● **Exercise directions**
Wherever "color" appears in a line, list that line.

— START OF Information provided —

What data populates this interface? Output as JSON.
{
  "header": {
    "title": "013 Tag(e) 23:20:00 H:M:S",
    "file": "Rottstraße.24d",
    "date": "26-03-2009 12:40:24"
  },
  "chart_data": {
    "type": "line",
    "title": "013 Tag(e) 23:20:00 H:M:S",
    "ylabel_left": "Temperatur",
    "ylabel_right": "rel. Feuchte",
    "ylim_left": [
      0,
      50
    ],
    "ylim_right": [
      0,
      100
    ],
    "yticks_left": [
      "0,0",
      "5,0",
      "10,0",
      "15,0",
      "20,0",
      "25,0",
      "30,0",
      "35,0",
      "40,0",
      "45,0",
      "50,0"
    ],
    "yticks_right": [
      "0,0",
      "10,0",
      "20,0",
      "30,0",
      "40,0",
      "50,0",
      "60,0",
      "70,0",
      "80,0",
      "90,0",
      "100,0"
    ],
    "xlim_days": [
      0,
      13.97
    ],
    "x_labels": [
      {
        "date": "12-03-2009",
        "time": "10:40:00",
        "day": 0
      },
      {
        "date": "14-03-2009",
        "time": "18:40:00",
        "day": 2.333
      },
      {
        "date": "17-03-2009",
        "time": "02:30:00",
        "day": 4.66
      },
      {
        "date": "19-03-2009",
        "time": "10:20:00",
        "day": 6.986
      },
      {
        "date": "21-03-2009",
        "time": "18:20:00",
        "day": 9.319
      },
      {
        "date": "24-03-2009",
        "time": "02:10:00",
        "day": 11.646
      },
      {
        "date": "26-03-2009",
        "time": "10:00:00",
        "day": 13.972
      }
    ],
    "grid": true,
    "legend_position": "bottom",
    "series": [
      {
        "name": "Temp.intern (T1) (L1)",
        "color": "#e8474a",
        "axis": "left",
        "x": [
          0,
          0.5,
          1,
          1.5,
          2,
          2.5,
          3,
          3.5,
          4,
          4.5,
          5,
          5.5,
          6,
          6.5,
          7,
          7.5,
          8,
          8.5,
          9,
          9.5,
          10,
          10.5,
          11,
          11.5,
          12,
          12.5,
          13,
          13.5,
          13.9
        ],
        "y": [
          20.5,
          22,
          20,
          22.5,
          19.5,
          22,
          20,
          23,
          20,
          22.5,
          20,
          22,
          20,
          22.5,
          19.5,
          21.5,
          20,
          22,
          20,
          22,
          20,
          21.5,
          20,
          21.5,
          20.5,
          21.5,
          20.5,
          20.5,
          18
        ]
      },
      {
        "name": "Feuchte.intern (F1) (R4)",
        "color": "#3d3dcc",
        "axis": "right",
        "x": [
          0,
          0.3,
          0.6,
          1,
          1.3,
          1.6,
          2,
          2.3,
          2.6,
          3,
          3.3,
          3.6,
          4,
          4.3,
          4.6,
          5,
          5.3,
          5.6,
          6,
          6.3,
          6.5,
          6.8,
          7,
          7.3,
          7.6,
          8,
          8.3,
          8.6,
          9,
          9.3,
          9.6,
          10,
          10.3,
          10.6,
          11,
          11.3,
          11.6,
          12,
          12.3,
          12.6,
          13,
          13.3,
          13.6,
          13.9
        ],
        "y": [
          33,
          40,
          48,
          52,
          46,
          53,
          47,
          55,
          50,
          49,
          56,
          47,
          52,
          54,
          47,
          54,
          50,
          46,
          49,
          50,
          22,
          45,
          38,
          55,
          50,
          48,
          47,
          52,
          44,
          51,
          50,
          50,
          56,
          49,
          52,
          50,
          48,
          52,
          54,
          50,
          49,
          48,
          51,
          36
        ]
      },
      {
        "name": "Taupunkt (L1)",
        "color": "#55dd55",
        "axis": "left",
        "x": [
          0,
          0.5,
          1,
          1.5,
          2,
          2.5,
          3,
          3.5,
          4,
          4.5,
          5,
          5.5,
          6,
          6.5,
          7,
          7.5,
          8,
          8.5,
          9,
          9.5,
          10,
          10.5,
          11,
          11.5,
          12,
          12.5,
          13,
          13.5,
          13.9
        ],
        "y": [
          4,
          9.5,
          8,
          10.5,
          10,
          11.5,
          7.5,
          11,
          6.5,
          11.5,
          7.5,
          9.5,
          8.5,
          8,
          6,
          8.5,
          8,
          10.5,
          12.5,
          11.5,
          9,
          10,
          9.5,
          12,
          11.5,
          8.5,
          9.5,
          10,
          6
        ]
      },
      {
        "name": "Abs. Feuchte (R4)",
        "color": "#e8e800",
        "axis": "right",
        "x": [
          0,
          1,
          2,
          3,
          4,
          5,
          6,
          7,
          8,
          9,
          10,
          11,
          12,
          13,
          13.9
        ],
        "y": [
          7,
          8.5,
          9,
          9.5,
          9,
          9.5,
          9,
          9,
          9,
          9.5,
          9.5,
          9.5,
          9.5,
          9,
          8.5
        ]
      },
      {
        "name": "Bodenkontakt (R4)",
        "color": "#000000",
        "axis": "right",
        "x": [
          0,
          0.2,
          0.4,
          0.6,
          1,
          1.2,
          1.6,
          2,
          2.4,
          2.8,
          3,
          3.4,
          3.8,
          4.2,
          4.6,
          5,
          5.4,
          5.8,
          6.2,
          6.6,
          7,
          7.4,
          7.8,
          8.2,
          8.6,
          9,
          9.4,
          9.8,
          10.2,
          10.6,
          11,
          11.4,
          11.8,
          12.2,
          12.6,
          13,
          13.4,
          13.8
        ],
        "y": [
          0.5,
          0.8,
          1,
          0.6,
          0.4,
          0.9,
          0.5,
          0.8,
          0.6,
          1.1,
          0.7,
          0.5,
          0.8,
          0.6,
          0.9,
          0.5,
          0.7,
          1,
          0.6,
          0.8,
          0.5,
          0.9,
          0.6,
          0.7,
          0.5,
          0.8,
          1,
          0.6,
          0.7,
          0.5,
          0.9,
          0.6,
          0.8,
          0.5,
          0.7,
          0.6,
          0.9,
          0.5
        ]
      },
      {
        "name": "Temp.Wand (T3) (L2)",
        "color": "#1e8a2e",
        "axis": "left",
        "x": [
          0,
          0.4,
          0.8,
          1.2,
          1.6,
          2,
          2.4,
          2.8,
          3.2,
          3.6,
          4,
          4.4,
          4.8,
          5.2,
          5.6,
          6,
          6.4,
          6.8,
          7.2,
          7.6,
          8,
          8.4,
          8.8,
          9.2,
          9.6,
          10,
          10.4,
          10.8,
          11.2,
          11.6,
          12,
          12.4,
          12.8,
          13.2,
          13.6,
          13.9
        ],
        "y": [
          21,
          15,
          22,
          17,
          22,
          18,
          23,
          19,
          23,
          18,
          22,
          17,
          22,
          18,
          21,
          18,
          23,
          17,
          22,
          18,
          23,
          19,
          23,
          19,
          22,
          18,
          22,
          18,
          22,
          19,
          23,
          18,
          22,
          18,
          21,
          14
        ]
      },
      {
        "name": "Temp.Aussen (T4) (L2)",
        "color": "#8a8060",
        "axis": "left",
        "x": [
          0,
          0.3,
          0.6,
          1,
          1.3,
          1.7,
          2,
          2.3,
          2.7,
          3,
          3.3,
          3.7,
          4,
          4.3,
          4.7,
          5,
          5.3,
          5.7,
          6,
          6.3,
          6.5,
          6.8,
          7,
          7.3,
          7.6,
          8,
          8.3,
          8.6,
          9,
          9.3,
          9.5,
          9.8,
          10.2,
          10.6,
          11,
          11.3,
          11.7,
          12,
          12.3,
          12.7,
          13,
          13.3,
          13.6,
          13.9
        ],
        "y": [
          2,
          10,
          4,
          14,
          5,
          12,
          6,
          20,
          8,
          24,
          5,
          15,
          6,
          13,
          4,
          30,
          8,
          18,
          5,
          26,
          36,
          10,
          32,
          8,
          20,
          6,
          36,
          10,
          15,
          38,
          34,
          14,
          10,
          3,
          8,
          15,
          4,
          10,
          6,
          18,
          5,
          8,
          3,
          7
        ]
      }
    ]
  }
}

— END OF Information provided —

● **Reply**
        "color": "#e8474a",
        "color": "#3d3dcc",
        "color": "#55dd55",
        "color": "#e8e800",
        "color": "#000000",
        "color": "#1e8a2e",
        "color": "#8a8060",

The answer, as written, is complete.